Give back all the data exactly, line by line.

____ Provided records

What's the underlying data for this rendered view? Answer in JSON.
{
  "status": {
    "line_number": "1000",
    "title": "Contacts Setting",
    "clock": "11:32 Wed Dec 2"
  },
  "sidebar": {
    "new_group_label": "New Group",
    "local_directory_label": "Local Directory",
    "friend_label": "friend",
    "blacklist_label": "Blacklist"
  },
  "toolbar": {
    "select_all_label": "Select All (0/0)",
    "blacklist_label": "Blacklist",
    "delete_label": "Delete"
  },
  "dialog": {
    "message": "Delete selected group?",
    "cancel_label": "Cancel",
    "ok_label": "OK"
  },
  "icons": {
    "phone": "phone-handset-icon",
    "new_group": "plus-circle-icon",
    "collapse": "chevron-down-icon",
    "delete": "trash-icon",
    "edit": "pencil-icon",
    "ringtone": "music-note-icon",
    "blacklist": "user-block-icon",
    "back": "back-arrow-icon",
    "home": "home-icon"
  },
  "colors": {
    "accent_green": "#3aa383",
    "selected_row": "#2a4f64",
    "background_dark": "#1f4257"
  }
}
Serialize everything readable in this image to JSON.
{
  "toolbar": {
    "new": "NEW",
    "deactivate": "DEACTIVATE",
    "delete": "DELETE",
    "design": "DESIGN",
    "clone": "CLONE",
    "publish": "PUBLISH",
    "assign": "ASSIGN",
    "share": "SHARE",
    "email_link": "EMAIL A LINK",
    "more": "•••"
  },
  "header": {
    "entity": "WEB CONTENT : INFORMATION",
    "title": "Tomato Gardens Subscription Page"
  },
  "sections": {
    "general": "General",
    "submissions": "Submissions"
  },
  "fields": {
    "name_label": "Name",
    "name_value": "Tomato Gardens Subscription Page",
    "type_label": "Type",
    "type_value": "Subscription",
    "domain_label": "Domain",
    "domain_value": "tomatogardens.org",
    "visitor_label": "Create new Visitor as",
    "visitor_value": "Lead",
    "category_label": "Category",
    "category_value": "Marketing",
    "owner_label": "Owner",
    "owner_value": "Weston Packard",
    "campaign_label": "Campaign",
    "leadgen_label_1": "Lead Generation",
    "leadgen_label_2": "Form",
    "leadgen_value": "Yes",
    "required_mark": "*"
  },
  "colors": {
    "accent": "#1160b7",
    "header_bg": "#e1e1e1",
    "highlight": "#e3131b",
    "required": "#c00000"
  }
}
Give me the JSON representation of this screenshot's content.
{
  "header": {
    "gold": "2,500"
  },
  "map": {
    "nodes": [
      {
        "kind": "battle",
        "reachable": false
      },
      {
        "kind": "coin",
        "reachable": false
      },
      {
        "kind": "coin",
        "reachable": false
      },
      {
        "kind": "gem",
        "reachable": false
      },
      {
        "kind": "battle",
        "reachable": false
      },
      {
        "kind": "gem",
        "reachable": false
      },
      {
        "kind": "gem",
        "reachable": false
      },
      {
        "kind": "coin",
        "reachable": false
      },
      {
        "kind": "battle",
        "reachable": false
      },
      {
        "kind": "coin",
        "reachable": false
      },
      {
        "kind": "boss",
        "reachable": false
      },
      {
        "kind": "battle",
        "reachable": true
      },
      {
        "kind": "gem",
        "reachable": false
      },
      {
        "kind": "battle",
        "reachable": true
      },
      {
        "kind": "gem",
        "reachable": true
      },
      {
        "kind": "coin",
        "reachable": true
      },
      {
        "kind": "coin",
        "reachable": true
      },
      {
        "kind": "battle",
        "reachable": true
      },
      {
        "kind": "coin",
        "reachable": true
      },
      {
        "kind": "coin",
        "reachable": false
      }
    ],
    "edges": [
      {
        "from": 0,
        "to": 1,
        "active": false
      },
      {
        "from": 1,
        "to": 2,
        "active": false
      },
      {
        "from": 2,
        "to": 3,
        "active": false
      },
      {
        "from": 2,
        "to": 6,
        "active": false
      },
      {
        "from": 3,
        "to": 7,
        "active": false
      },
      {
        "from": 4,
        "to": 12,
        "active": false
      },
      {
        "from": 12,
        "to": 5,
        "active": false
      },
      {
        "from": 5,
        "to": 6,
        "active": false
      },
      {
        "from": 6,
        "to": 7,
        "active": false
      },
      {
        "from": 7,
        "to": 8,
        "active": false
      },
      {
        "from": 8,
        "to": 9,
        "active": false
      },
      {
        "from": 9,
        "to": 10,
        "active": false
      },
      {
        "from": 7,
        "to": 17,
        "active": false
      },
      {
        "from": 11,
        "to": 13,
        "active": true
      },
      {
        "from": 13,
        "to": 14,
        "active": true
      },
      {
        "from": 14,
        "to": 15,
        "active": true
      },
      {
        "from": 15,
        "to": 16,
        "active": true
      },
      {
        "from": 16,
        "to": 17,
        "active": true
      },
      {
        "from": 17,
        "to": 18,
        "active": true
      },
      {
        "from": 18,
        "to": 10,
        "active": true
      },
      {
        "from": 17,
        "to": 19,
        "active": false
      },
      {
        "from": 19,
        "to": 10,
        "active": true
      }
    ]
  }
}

________

Exercise response
What's the underlying data for this rendered view? Answer in JSON.
{
  "status": {
    "line_number": "1000",
    "title": "Contacts Setting",
    "clock": "11:32 Wed Dec 2"
  },
  "sidebar": {
    "new_group_label": "New Group",
    "local_directory_label": "Local Directory",
    "friend_label": "friend",
    "blacklist_label": "Blacklist"
  },
  "toolbar": {
    "select_all_label": "Select All (0/0)",
    "blacklist_label": "Blacklist",
    "delete_label": "Delete"
  },
  "dialog": {
    "message": "Delete selected group?",
    "cancel_label": "Cancel",
    "ok_label": "OK"
  },
  "icons": {
    "phone": "phone-handset-icon",
    "new_group": "plus-circle-icon",
    "collapse": "chevron-down-icon",
    "delete": "trash-icon",
    "edit": "pencil-icon",
    "ringtone": "music-note-icon",
    "blacklist": "user-block-icon",
    "back": "back-arrow-icon",
    "home": "home-icon"
  },
  "colors": {
    "accent_green": "#3aa383",
    "selected_row": "#2a4f64",
    "background_dark": "#1f4257"
  }
}
Serialize everything readable in this image to JSON.
{
  "toolbar": {
    "new": "NEW",
    "deactivate": "DEACTIVATE",
    "delete": "DELETE",
    "design": "DESIGN",
    "clone": "CLONE",
    "publish": "PUBLISH",
    "assign": "ASSIGN",
    "share": "SHARE",
    "email_link": "EMAIL A LINK",
    "more": "•••"
  },
  "header": {
    "entity": "WEB CONTENT : INFORMATION",
    "title": "Tomato Gardens Subscription Page"
  },
  "sections": {
    "general": "General",
    "submissions": "Submissions"
  },
  "fields": {
    "name_label": "Name",
    "name_value": "Tomato Gardens Subscription Page",
    "type_label": "Type",
    "type_value": "Subscription",
    "domain_label": "Domain",
    "domain_value": "tomatogardens.org",
    "visitor_label": "Create new Visitor as",
    "visitor_value": "Lead",
    "category_label": "Category",
    "category_value": "Marketing",
    "owner_label": "Owner",
    "owner_value": "Weston Packard",
    "campaign_label": "Campaign",
    "leadgen_label_1": "Lead Generation",
    "leadgen_label_2": "Form",
    "leadgen_value": "Yes",
    "required_mark": "*"
  },
  "colors": {
    "accent": "#1160b7",
    "header_bg": "#e1e1e1",
    "highlight": "#e3131b",
    "required": "#c00000"
  }
}
Give me the JSON representation of this screenshot's content.
{
  "header": {
    "gold": "2,500"
  },
  "map": {
    "nodes": [
      {
        "kind": "battle",
        "reachable": false
      },
      {
        "kind": "coin",
        "reachable": false
      },
      {
        "kind": "coin",
        "reachable": false
      },
      {
        "kind": "gem",
        "reachable": false
      },
      {
        "kind": "battle",
        "reachable": false
      },
      {
        "kind": "gem",
        "reachable": false
      },
      {
        "kind": "gem",
        "reachable": false
      },
      {
        "kind": "coin",
        "reachable": false
      },
      {
        "kind": "battle",
        "reachable": false
      },
      {
        "kind": "coin",
        "reachable": false
      },
      {
        "kind": "boss",
        "reachable": false
      },
      {
        "kind": "battle",
        "reachable": true
      },
      {
        "kind": "gem",
        "reachable": false
      },
      {
        "kind": "battle",
        "reachable": true
      },
      {
        "kind": "gem",
        "reachable": true
      },
      {
        "kind": "coin",
        "reachable": true
      },
      {
        "kind": "coin",
        "reachable": true
      },
      {
        "kind": "battle",
        "reachable": true
      },
      {
        "kind": "coin",
        "reachable": true
      },
      {
        "kind": "coin",
        "reachable": false
      }
    ],
    "edges": [
      {
        "from": 0,
        "to": 1,
        "active": false
      },
      {
        "from": 1,
        "to": 2,
        "active": false
      },
      {
        "from": 2,
        "to": 3,
        "active": false
      },
      {
        "from": 2,
        "to": 6,
        "active": false
      },
      {
        "from": 3,
        "to": 7,
        "active": false
      },
      {
        "from": 4,
        "to": 12,
        "active": false
      },
      {
        "from": 12,
        "to": 5,
        "active": false
      },
      {
        "from": 5,
        "to": 6,
        "active": false
      },
      {
        "from": 6,
        "to": 7,
        "active": false
      },
      {
        "from": 7,
        "to": 8,
        "active": false
      },
      {
        "from": 8,
        "to": 9,
        "active": false
      },
      {
        "from": 9,
        "to": 10,
        "active": false
      },
      {
        "from": 7,
        "to": 17,
        "active": false
      },
      {
        "from": 11,
        "to": 13,
        "active": true
      },
      {
        "from": 13,
        "to": 14,
        "active": true
      },
      {
        "from": 14,
        "to": 15,
        "active": true
      },
      {
        "from": 15,
        "to": 16,
        "active": true
      },
      {
        "from": 16,
        "to": 17,
        "active": true
      },
      {
        "from": 17,
        "to": 18,
        "active": true
      },
      {
        "from": 18,
        "to": 10,
        "active": true
      },
      {
        "from": 17,
        "to": 19,
        "active": false
      },
      {
        "from": 19,
        "to": 10,
        "active": true
      }
    ]
  }
}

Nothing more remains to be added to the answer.